• **MATERIAL**

<<<<

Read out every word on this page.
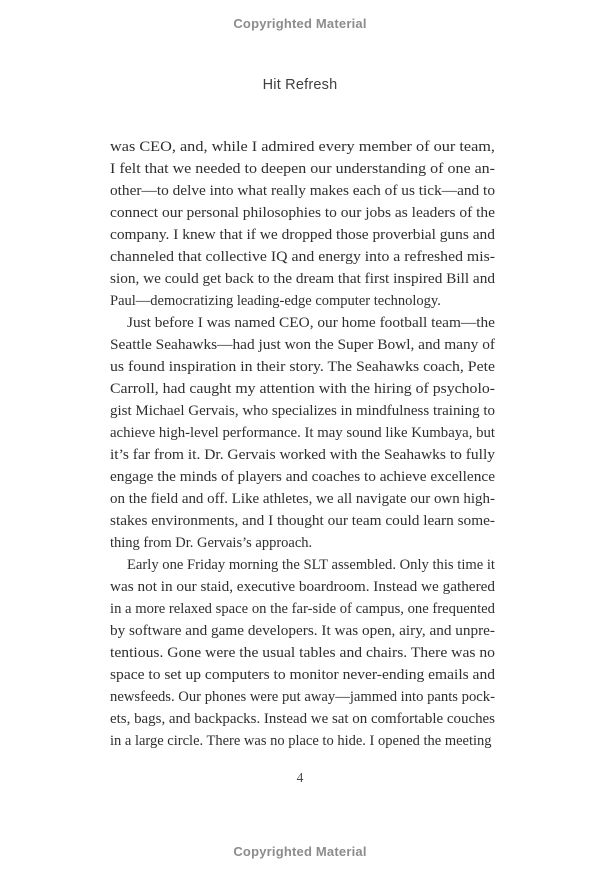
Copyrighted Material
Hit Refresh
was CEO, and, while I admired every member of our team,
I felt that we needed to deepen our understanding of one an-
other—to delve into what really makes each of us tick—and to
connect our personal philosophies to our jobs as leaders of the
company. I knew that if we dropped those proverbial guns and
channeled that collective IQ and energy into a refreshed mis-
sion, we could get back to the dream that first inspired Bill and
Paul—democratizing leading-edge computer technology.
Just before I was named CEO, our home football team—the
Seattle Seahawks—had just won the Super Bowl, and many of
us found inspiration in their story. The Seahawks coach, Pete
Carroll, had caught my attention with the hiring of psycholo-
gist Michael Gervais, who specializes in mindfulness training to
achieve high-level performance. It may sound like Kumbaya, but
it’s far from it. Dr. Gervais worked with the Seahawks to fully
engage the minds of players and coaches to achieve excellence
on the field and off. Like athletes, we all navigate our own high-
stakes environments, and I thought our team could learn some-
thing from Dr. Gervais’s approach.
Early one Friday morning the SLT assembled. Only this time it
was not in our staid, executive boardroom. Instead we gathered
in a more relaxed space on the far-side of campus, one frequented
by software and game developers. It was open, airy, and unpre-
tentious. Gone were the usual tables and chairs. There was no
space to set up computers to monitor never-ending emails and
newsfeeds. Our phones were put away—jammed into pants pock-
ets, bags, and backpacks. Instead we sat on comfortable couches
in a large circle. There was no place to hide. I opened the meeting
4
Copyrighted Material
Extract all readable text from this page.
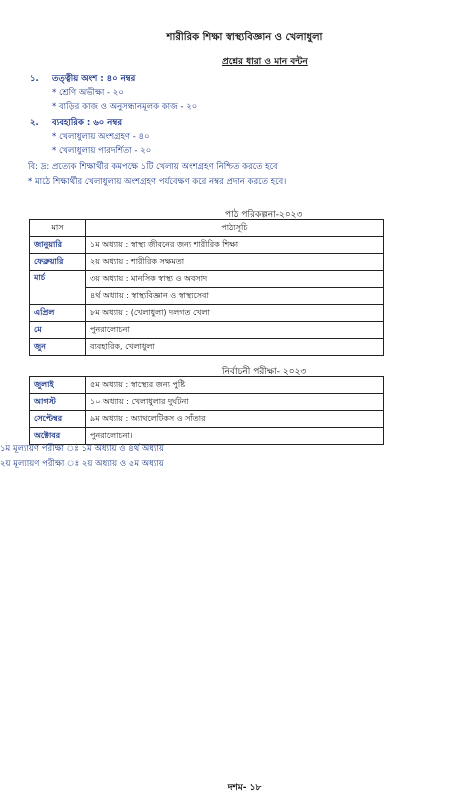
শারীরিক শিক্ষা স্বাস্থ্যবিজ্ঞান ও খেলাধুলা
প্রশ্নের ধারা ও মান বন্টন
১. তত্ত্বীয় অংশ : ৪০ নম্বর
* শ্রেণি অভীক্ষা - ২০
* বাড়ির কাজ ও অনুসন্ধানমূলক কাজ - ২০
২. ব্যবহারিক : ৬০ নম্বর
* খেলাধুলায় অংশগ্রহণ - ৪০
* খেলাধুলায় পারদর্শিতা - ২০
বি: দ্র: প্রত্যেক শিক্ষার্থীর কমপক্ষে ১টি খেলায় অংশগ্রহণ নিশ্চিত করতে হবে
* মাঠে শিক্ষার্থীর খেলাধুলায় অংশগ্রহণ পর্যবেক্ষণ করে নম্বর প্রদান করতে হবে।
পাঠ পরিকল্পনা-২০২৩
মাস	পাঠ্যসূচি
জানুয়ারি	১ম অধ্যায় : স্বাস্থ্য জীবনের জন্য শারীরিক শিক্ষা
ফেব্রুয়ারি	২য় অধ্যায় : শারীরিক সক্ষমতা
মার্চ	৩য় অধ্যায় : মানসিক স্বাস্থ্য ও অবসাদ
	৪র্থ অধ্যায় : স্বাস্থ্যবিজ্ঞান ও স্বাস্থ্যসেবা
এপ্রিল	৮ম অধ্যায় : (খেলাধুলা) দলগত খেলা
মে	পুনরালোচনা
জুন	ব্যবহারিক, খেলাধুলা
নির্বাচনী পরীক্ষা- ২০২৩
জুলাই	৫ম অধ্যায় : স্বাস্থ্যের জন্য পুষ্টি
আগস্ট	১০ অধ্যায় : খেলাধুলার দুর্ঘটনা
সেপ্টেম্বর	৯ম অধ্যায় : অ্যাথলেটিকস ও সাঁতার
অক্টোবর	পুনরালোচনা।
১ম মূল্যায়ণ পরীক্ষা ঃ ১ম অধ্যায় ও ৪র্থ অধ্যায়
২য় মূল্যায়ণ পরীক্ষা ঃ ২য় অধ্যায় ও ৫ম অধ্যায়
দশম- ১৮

>>>>
<<<<

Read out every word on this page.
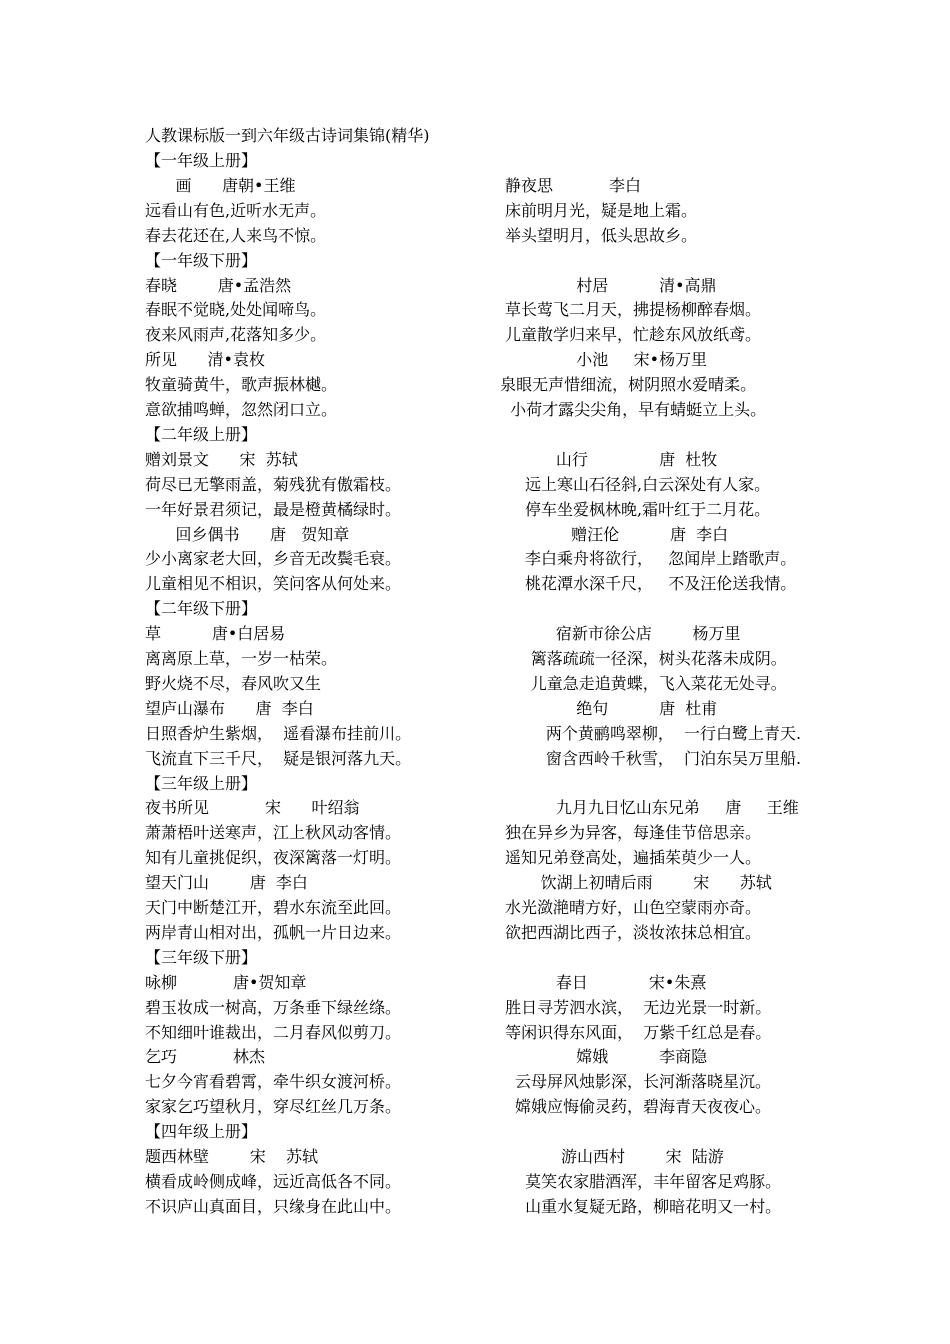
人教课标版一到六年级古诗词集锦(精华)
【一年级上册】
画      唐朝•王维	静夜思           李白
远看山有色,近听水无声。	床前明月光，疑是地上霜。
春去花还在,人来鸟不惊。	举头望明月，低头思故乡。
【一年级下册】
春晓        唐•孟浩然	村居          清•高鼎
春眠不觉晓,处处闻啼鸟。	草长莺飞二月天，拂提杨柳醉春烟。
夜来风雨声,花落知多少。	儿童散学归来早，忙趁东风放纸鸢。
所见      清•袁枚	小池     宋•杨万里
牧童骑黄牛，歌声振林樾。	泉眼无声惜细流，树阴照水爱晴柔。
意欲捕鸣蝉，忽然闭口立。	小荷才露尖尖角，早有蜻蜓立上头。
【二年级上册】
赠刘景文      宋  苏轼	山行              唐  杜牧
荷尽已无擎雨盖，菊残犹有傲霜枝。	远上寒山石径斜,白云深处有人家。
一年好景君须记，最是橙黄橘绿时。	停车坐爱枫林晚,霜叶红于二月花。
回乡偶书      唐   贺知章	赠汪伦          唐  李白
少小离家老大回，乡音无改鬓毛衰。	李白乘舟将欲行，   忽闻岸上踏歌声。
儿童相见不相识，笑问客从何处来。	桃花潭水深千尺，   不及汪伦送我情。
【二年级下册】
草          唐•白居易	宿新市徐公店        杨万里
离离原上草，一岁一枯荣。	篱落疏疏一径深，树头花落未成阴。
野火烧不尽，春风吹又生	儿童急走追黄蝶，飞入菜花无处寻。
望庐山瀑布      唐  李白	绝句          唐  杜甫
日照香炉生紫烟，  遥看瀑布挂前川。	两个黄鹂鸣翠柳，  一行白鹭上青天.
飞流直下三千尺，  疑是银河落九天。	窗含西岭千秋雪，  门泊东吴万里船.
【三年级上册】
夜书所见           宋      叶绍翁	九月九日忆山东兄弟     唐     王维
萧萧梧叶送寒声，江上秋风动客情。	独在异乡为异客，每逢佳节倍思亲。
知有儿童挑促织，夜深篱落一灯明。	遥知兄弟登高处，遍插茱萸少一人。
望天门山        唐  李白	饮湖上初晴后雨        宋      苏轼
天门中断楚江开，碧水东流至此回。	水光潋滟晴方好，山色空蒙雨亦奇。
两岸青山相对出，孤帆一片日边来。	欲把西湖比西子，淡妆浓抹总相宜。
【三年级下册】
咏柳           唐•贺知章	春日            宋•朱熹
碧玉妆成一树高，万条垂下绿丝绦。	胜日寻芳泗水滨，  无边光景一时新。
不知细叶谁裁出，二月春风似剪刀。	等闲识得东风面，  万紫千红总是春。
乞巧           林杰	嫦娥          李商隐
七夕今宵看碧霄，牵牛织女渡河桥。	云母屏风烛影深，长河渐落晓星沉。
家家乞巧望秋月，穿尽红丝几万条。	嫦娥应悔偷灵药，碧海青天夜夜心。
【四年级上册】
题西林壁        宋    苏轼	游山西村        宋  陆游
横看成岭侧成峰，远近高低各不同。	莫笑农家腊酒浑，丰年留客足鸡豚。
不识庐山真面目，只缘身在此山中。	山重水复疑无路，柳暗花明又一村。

>>>>

• **WHAT YOU HAVE TO DO**
Pick out the lines containing the string "achieve" and show them.

• **WORKED ANSWER**
achieve high-level performance. It may sound like Kumbaya, but
engage the minds of players and coaches to achieve excellence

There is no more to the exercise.